▸ **Input**:

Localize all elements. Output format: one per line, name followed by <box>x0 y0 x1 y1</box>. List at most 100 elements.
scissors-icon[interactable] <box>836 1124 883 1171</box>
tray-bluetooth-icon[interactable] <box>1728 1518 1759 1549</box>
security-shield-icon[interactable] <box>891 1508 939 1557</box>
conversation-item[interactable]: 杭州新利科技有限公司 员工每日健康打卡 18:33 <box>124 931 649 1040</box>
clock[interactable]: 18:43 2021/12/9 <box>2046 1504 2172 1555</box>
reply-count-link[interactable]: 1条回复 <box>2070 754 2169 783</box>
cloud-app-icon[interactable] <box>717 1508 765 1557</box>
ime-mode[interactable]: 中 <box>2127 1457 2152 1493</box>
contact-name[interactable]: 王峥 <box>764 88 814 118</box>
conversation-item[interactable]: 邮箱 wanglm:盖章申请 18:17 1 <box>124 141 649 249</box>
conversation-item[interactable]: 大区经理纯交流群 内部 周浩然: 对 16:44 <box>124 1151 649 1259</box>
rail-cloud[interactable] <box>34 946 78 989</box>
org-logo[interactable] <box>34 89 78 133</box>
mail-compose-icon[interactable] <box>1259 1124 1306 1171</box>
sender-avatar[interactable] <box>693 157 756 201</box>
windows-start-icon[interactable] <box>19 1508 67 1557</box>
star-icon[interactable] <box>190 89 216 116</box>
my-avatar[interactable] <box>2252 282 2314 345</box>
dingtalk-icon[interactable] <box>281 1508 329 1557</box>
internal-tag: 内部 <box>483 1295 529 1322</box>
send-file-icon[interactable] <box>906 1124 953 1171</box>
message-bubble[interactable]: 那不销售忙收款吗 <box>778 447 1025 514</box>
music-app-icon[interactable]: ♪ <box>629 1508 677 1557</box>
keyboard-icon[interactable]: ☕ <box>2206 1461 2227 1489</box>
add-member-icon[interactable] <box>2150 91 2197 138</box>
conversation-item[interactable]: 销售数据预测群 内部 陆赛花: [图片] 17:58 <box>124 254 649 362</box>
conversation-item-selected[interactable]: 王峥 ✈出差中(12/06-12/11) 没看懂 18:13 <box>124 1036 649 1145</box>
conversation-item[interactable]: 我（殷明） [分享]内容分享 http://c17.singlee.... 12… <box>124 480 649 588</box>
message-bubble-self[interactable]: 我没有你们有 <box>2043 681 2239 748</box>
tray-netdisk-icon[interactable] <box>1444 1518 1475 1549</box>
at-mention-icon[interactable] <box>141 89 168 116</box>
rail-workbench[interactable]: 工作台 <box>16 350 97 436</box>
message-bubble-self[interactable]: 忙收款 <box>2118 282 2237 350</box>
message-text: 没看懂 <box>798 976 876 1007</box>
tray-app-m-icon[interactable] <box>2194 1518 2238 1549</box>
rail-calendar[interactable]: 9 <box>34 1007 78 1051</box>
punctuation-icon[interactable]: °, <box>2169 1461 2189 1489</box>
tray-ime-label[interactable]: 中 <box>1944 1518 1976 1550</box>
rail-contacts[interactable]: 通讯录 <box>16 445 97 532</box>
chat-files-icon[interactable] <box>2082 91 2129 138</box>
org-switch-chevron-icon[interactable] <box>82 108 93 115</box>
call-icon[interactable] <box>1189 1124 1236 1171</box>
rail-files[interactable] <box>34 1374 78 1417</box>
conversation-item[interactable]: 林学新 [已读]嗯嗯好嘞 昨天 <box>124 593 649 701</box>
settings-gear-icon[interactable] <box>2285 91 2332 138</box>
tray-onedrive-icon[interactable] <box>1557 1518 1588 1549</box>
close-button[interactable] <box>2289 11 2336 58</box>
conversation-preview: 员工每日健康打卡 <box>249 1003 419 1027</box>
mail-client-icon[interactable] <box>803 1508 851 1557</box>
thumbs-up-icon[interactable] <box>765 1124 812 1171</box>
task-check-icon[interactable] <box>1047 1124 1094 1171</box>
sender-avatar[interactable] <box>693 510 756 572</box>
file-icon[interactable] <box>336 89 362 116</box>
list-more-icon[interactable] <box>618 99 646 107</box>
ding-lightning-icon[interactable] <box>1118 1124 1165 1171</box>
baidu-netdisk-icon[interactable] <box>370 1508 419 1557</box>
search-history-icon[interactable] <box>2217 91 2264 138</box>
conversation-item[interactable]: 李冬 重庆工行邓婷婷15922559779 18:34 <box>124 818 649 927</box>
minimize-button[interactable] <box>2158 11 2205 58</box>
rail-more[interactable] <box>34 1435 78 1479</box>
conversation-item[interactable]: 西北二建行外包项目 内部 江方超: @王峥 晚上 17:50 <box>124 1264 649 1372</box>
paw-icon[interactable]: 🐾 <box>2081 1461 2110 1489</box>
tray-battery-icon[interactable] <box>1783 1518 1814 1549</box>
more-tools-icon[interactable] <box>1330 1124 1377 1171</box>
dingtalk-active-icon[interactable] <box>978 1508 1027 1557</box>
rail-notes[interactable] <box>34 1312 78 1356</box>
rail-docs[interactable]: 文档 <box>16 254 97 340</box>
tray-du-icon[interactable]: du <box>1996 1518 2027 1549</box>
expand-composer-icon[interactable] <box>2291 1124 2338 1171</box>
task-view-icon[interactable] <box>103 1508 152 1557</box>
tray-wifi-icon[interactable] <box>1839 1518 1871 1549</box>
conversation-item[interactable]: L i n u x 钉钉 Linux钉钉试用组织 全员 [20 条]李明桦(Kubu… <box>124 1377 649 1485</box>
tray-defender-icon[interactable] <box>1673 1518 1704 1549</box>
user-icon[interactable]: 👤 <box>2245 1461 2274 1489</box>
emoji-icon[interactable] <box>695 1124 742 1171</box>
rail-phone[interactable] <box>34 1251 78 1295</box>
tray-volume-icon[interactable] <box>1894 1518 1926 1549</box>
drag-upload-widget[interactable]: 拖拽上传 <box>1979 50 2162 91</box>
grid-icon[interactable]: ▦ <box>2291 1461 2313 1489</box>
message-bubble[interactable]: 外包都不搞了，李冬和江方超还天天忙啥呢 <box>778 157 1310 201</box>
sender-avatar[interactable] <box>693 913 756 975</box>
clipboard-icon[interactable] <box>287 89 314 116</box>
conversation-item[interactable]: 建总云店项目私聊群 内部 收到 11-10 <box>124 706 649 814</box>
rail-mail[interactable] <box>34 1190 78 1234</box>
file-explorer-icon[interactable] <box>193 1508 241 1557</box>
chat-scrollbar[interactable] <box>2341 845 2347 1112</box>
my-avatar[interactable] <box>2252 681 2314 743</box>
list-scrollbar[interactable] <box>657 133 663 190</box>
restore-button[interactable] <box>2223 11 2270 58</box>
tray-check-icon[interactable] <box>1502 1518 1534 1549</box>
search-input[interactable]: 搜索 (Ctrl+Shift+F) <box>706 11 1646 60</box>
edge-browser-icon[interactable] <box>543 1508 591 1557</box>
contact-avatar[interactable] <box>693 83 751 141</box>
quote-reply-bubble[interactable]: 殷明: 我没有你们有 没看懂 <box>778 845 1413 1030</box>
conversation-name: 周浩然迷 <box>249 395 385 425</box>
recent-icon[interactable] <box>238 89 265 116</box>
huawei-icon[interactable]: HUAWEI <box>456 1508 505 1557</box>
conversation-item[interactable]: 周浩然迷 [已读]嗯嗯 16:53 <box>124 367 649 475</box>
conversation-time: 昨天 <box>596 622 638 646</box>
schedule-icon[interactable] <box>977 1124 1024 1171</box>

▸ **Written task**:
Reproduce the lines verbatim, from the very first line through the line containing "contact-name[interactable]: 王峥 <box>764", including both of those lines.

▸ **Complete response**:
Localize all elements. Output format: one per line, name followed by <box>x0 y0 x1 y1</box>. List at most 100 elements.
scissors-icon[interactable] <box>836 1124 883 1171</box>
tray-bluetooth-icon[interactable] <box>1728 1518 1759 1549</box>
security-shield-icon[interactable] <box>891 1508 939 1557</box>
conversation-item[interactable]: 杭州新利科技有限公司 员工每日健康打卡 18:33 <box>124 931 649 1040</box>
clock[interactable]: 18:43 2021/12/9 <box>2046 1504 2172 1555</box>
reply-count-link[interactable]: 1条回复 <box>2070 754 2169 783</box>
cloud-app-icon[interactable] <box>717 1508 765 1557</box>
ime-mode[interactable]: 中 <box>2127 1457 2152 1493</box>
contact-name[interactable]: 王峥 <box>764 88 814 118</box>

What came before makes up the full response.